Exercise objective —
Restate the full set of records exactly, word for word.

--- --- ---

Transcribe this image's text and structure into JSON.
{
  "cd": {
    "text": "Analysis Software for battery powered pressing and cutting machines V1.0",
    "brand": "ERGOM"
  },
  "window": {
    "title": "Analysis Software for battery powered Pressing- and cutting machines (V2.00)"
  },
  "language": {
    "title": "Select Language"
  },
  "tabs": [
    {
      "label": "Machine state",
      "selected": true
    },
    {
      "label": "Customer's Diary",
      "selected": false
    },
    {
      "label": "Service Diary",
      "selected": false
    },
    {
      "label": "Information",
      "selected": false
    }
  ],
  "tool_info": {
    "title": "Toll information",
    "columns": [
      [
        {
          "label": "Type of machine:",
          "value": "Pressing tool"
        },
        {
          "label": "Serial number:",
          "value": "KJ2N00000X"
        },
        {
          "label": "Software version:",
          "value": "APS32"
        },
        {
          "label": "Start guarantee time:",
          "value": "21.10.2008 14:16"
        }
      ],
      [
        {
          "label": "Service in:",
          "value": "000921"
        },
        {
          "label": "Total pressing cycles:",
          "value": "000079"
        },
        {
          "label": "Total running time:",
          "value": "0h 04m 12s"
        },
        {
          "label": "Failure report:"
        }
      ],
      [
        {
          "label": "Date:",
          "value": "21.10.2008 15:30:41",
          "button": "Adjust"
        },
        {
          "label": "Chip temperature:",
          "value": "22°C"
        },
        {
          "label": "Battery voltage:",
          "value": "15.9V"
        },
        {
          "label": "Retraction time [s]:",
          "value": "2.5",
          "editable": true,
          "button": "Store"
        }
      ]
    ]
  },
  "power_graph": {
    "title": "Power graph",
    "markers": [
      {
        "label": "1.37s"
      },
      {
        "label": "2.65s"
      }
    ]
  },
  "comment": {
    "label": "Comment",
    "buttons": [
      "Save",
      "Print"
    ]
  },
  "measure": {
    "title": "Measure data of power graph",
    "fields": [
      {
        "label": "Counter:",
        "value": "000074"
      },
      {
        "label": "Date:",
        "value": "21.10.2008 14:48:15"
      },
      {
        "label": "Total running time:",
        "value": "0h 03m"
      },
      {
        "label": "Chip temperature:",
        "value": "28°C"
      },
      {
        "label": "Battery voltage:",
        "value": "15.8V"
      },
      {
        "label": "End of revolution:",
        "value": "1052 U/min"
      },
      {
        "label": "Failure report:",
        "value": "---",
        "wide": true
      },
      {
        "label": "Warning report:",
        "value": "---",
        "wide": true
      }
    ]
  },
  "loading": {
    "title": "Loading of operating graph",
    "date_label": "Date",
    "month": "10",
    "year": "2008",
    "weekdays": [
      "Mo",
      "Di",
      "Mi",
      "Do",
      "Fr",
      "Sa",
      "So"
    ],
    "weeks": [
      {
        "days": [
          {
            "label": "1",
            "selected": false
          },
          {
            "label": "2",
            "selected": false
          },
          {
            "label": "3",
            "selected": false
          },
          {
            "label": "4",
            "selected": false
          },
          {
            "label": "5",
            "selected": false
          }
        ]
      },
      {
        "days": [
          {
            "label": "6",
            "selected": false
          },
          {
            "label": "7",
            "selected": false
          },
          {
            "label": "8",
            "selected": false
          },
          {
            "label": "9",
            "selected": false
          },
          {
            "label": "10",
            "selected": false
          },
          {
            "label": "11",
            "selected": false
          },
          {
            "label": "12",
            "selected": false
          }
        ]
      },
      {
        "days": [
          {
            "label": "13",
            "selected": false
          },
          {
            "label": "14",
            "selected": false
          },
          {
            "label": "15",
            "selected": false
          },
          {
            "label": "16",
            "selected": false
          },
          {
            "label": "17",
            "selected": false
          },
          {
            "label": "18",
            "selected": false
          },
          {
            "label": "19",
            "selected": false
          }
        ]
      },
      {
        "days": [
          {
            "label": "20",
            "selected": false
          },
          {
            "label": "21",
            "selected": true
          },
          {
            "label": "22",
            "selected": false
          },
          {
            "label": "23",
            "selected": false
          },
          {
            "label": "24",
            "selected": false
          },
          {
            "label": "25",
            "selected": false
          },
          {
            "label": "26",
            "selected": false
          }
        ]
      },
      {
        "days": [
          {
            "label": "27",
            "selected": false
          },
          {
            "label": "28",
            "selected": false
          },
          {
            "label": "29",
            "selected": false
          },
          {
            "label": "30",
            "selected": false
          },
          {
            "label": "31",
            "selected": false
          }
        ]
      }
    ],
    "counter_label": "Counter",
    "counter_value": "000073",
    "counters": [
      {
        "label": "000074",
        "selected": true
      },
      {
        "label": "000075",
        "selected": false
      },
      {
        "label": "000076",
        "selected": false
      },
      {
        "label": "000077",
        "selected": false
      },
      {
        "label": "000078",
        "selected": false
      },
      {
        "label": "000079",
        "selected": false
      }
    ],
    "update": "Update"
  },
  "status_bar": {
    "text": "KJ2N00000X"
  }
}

--- --- ---

Written response —
Transcribe this image's text and structure into JSON.
{
  "cd": {
    "text": "Analysis Software for battery powered pressing and cutting machines V1.0",
    "brand": "ERGOM"
  },
  "window": {
    "title": "Analysis Software for battery powered Pressing- and cutting machines (V2.00)"
  },
  "language": {
    "title": "Select Language"
  },
  "tabs": [
    {
      "label": "Machine state",
      "selected": true
    },
    {
      "label": "Customer's Diary",
      "selected": false
    },
    {
      "label": "Service Diary",
      "selected": false
    },
    {
      "label": "Information",
      "selected": false
    }
  ],
  "tool_info": {
    "title": "Toll information",
    "columns": [
      [
        {
          "label": "Type of machine:",
          "value": "Pressing tool"
        },
        {
          "label": "Serial number:",
          "value": "KJ2N00000X"
        },
        {
          "label": "Software version:",
          "value": "APS32"
        },
        {
          "label": "Start guarantee time:",
          "value": "21.10.2008 14:16"
        }
      ],
      [
        {
          "label": "Service in:",
          "value": "000921"
        },
        {
          "label": "Total pressing cycles:",
          "value": "000079"
        },
        {
          "label": "Total running time:",
          "value": "0h 04m 12s"
        },
        {
          "label": "Failure report:"
        }
      ],
      [
        {
          "label": "Date:",
          "value": "21.10.2008 15:30:41",
          "button": "Adjust"
        },
        {
          "label": "Chip temperature:",
          "value": "22°C"
        },
        {
          "label": "Battery voltage:",
          "value": "15.9V"
        },
        {
          "label": "Retraction time [s]:",
          "value": "2.5",
          "editable": true,
          "button": "Store"
        }
      ]
    ]
  },
  "power_graph": {
    "title": "Power graph",
    "markers": [
      {
        "label": "1.37s"
      },
      {
        "label": "2.65s"
      }
    ]
  },
  "comment": {
    "label": "Comment",
    "buttons": [
      "Save",
      "Print"
    ]
  },
  "measure": {
    "title": "Measure data of power graph",
    "fields": [
      {
        "label": "Counter:",
        "value": "000074"
      },
      {
        "label": "Date:",
        "value": "21.10.2008 14:48:15"
      },
      {
        "label": "Total running time:",
        "value": "0h 03m"
      },
      {
        "label": "Chip temperature:",
        "value": "28°C"
      },
      {
        "label": "Battery voltage:",
        "value": "15.8V"
      },
      {
        "label": "End of revolution:",
        "value": "1052 U/min"
      },
      {
        "label": "Failure report:",
        "value": "---",
        "wide": true
      },
      {
        "label": "Warning report:",
        "value": "---",
        "wide": true
      }
    ]
  },
  "loading": {
    "title": "Loading of operating graph",
    "date_label": "Date",
    "month": "10",
    "year": "2008",
    "weekdays": [
      "Mo",
      "Di",
      "Mi",
      "Do",
      "Fr",
      "Sa",
      "So"
    ],
    "weeks": [
      {
        "days": [
          {
            "label": "1",
            "selected": false
          },
          {
            "label": "2",
            "selected": false
          },
          {
            "label": "3",
            "selected": false
          },
          {
            "label": "4",
            "selected": false
          },
          {
            "label": "5",
            "selected": false
          }
        ]
      },
      {
        "days": [
          {
            "label": "6",
            "selected": false
          },
          {
            "label": "7",
            "selected": false
          },
          {
            "label": "8",
            "selected": false
          },
          {
            "label": "9",
            "selected": false
          },
          {
            "label": "10",
            "selected": false
          },
          {
            "label": "11",
            "selected": false
          },
          {
            "label": "12",
            "selected": false
          }
        ]
      },
      {
        "days": [
          {
            "label": "13",
            "selected": false
          },
          {
            "label": "14",
            "selected": false
          },
          {
            "label": "15",
            "selected": false
          },
          {
            "label": "16",
            "selected": false
          },
          {
            "label": "17",
            "selected": false
          },
          {
            "label": "18",
            "selected": false
          },
          {
            "label": "19",
            "selected": false
          }
        ]
      },
      {
        "days": [
          {
            "label": "20",
            "selected": false
          },
          {
            "label": "21",
            "selected": true
          },
          {
            "label": "22",
            "selected": false
          },
          {
            "label": "23",
            "selected": false
          },
          {
            "label": "24",
            "selected": false
          },
          {
            "label": "25",
            "selected": false
          },
          {
            "label": "26",
            "selected": false
          }
        ]
      },
      {
        "days": [
          {
            "label": "27",
            "selected": false
          },
          {
            "label": "28",
            "selected": false
          },
          {
            "label": "29",
            "selected": false
          },
          {
            "label": "30",
            "selected": false
          },
          {
            "label": "31",
            "selected": false
          }
        ]
      }
    ],
    "counter_label": "Counter",
    "counter_value": "000073",
    "counters": [
      {
        "label": "000074",
        "selected": true
      },
      {
        "label": "000075",
        "selected": false
      },
      {
        "label": "000076",
        "selected": false
      },
      {
        "label": "000077",
        "selected": false
      },
      {
        "label": "000078",
        "selected": false
      },
      {
        "label": "000079",
        "selected": false
      }
    ],
    "update": "Update"
  },
  "status_bar": {
    "text": "KJ2N00000X"
  }
}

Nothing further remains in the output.